Data entries for graphics
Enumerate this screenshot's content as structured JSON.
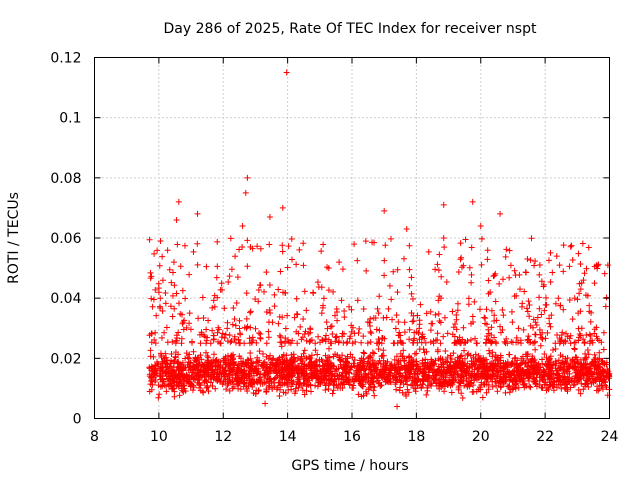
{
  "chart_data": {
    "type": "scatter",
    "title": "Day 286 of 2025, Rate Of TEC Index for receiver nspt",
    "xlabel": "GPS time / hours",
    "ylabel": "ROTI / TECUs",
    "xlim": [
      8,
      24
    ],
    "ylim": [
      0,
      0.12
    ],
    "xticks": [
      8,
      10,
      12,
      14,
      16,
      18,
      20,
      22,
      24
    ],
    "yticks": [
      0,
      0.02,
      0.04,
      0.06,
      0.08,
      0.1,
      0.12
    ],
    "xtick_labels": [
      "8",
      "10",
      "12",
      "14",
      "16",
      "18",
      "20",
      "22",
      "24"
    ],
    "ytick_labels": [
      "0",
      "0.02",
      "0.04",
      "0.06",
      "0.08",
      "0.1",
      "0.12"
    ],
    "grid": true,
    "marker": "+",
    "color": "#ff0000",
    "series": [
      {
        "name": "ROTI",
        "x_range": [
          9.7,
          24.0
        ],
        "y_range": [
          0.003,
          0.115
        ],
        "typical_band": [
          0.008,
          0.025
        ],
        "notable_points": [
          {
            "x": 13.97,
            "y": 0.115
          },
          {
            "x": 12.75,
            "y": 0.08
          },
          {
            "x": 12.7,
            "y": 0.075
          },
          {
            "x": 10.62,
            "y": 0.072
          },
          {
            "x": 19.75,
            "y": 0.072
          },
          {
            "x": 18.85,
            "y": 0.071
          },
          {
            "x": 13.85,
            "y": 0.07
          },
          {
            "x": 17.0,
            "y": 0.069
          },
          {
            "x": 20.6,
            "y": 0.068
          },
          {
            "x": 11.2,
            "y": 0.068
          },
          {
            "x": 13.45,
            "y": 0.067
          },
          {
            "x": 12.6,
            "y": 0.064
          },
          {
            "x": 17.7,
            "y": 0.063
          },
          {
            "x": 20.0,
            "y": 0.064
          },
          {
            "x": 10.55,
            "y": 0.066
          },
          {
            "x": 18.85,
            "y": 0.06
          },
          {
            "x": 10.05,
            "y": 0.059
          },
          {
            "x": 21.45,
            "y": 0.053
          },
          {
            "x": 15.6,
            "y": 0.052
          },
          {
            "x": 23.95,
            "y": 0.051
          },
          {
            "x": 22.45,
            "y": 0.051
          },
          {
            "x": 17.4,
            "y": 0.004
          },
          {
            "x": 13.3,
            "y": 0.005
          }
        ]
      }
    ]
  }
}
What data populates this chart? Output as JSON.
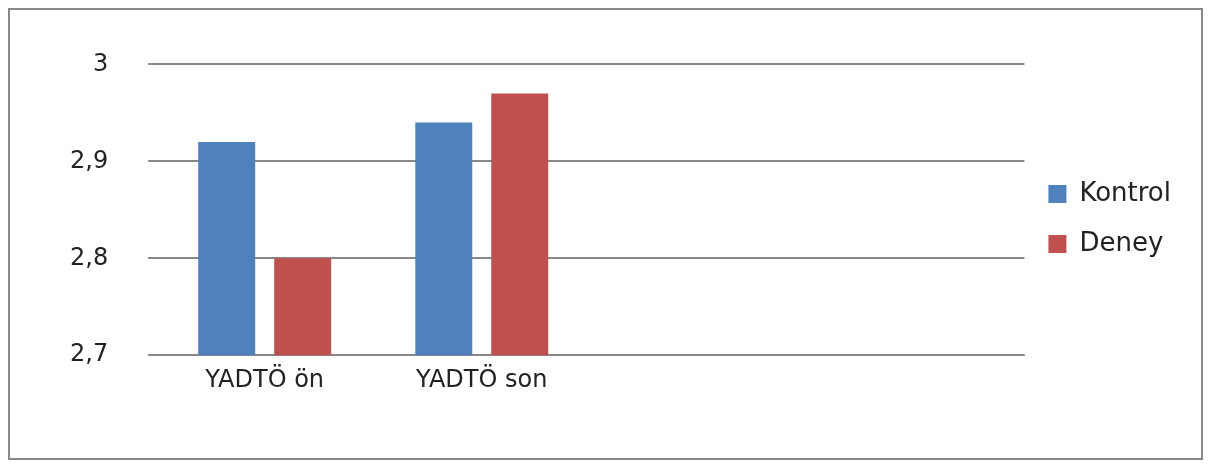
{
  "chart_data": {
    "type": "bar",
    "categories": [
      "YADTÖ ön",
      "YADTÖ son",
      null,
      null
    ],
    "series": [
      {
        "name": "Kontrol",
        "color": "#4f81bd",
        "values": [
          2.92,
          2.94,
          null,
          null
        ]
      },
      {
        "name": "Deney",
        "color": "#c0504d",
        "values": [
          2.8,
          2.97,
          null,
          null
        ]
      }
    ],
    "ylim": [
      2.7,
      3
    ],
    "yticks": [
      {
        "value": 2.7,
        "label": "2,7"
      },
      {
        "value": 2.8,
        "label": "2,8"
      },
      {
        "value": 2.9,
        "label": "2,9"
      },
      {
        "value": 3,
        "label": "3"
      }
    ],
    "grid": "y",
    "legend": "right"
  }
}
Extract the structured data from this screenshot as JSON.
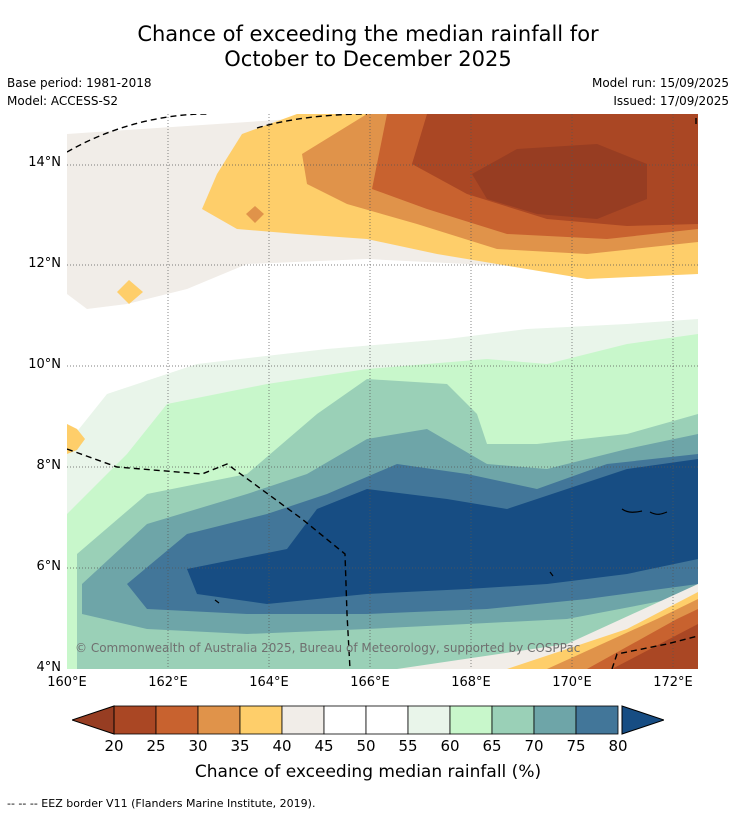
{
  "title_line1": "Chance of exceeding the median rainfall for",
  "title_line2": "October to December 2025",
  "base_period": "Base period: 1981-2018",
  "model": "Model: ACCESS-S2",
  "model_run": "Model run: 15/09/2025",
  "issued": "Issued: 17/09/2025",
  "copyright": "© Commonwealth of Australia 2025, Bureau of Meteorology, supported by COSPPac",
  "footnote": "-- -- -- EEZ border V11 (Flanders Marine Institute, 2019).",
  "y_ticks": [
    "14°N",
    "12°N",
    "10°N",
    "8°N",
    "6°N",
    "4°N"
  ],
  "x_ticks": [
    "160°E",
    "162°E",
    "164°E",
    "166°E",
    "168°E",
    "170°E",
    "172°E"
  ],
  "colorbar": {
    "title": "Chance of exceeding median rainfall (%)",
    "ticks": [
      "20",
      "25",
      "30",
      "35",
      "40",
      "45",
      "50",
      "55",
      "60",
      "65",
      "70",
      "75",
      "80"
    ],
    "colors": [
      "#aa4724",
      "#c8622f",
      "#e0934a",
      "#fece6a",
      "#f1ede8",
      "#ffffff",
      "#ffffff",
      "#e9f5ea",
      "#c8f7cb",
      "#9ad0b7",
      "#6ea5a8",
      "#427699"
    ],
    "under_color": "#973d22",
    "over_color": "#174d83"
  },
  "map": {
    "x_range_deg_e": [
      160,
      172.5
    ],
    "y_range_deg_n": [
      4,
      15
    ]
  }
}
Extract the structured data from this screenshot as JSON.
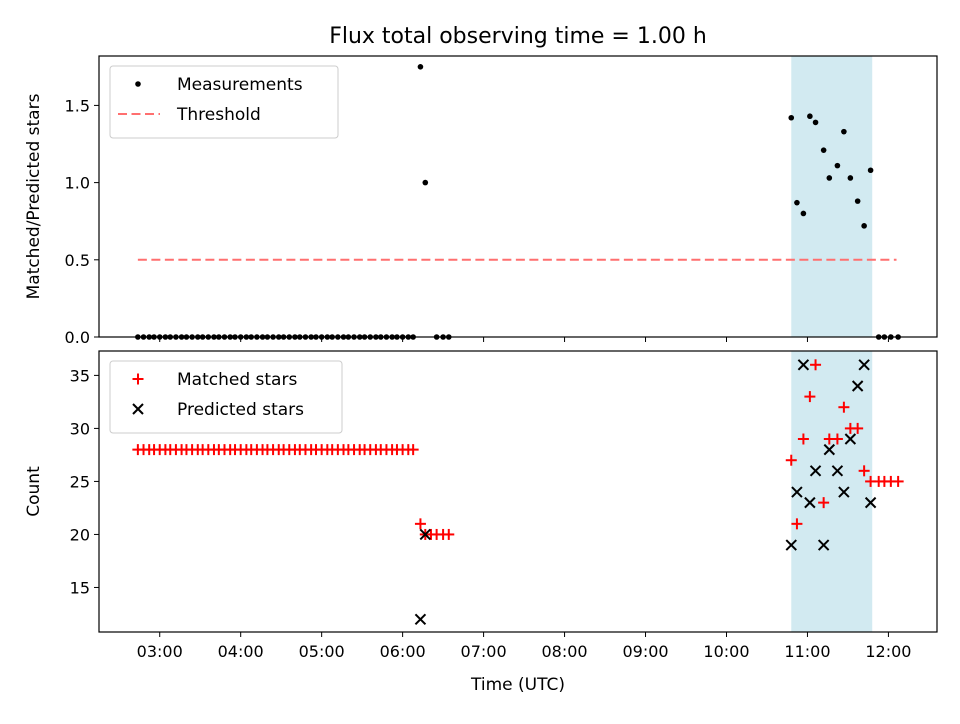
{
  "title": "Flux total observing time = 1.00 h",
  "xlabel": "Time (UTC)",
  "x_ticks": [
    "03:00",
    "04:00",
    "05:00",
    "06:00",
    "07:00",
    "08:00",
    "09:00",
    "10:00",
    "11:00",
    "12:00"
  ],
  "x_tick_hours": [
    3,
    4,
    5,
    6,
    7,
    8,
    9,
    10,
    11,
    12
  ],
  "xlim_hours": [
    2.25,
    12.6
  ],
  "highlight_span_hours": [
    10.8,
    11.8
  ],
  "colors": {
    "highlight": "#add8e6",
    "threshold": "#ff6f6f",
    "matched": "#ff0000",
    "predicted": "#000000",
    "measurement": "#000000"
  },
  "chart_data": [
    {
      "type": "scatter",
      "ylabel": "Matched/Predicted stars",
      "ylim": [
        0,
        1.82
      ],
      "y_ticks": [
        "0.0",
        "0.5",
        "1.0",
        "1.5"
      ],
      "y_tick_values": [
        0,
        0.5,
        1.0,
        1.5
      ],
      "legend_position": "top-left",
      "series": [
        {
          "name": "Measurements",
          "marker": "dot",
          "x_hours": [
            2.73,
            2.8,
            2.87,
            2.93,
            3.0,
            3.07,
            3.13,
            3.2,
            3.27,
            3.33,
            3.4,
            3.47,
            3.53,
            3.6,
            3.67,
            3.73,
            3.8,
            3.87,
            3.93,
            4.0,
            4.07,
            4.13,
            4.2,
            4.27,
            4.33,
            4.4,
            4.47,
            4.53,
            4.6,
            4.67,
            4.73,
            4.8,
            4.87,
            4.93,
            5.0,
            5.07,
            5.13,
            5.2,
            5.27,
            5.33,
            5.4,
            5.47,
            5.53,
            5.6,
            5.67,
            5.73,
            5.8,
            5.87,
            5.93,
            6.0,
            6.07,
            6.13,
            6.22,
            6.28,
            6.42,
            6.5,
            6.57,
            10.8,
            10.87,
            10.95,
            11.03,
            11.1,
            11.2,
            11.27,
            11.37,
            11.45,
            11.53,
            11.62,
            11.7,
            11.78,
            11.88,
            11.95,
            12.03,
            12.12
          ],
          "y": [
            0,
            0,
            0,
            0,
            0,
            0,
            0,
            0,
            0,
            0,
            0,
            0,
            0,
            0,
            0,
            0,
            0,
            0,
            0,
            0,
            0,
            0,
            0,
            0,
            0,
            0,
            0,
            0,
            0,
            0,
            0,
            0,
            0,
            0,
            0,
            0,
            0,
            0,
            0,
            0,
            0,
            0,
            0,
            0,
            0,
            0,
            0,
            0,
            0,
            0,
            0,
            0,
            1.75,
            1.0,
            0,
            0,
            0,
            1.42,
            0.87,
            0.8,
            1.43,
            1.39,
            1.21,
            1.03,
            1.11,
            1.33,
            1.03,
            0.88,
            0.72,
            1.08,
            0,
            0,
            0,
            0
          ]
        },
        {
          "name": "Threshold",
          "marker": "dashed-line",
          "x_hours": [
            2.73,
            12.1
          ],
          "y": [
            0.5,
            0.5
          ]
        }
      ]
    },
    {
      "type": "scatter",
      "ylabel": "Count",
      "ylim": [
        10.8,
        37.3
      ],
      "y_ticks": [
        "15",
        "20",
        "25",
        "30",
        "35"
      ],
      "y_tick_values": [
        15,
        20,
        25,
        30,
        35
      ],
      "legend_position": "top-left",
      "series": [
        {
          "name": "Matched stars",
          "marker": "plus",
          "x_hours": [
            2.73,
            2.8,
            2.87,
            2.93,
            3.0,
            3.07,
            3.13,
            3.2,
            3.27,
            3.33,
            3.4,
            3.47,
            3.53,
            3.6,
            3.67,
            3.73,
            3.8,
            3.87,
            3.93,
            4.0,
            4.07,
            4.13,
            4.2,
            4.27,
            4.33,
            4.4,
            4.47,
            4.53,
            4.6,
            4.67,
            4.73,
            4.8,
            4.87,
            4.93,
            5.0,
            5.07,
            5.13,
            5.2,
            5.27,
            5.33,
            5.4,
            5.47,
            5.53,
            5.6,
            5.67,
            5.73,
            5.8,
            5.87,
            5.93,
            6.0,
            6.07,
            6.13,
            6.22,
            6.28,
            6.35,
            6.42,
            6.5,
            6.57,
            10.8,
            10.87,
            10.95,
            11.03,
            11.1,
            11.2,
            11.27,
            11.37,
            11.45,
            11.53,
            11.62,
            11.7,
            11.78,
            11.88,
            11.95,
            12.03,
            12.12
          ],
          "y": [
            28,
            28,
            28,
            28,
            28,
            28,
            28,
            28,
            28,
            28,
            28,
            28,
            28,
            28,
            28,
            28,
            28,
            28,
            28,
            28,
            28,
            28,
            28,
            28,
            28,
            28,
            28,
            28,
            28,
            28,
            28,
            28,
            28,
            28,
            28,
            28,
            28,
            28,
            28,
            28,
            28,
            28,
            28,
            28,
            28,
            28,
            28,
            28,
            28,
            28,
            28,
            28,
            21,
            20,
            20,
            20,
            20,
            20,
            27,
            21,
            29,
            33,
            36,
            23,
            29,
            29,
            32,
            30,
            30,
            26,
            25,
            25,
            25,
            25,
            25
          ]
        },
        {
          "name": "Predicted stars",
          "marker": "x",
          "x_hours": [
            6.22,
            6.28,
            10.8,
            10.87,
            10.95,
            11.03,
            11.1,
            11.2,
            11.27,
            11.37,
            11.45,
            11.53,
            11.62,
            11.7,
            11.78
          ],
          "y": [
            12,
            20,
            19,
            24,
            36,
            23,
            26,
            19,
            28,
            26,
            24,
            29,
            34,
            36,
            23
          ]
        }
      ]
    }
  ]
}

==

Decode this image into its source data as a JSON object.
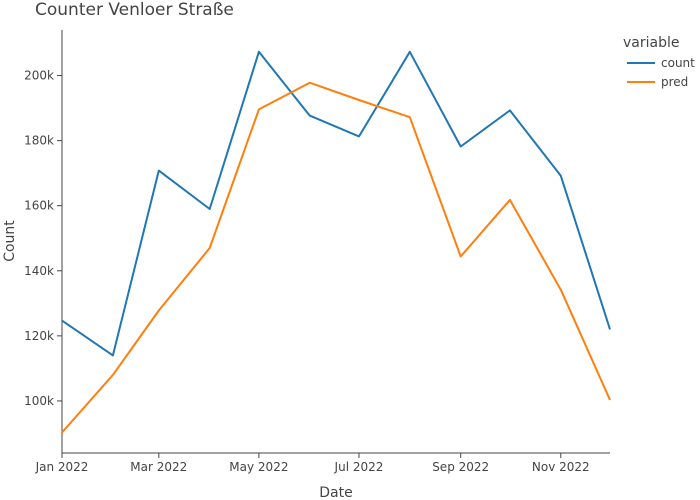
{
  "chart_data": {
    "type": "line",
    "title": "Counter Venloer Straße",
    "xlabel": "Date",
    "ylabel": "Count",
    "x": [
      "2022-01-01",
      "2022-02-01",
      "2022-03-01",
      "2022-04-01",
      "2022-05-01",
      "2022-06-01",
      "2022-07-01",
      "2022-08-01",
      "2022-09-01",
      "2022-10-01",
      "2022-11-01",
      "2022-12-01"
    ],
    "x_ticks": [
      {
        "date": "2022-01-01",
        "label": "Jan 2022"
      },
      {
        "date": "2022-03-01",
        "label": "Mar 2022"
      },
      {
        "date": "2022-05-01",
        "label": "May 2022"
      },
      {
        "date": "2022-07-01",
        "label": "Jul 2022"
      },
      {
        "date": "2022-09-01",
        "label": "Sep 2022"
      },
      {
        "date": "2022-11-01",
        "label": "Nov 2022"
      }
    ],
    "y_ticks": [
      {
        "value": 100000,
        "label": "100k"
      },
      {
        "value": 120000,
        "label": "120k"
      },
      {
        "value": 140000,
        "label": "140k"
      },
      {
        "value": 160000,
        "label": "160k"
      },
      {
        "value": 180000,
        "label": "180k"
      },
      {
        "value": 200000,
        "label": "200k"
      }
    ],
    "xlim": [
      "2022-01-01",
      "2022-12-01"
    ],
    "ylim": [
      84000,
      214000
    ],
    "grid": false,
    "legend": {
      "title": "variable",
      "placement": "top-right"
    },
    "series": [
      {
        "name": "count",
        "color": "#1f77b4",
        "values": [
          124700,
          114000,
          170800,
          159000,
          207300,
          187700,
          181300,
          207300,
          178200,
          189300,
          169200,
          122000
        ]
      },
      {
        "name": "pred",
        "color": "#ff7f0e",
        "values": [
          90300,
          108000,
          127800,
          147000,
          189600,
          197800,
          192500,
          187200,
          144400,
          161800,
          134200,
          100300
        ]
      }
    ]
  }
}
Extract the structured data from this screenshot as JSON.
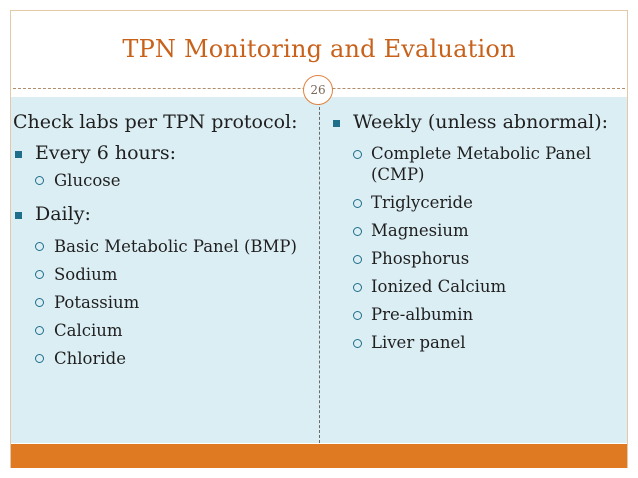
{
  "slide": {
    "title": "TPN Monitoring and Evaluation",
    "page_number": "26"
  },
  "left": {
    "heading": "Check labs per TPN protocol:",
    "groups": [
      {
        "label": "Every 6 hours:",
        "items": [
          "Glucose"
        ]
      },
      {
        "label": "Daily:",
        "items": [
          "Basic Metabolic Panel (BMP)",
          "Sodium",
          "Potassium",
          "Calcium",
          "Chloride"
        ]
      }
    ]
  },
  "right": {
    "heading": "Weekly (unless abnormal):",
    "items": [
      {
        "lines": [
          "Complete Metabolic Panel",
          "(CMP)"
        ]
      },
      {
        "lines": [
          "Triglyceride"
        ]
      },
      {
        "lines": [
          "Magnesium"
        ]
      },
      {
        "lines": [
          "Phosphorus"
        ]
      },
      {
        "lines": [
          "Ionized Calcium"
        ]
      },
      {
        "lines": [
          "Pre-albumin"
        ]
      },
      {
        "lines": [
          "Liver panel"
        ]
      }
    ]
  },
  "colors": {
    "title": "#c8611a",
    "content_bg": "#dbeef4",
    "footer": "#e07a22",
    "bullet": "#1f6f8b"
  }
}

▶ TASK DIRECTIONS
Find the string "median" in the records, then copy each line where it occurs.

▶ WORKED ANSWER
  "title_line1": "Chance of exceeding the median rainfall for",
    "title": "Chance of exceeding median rainfall (%)",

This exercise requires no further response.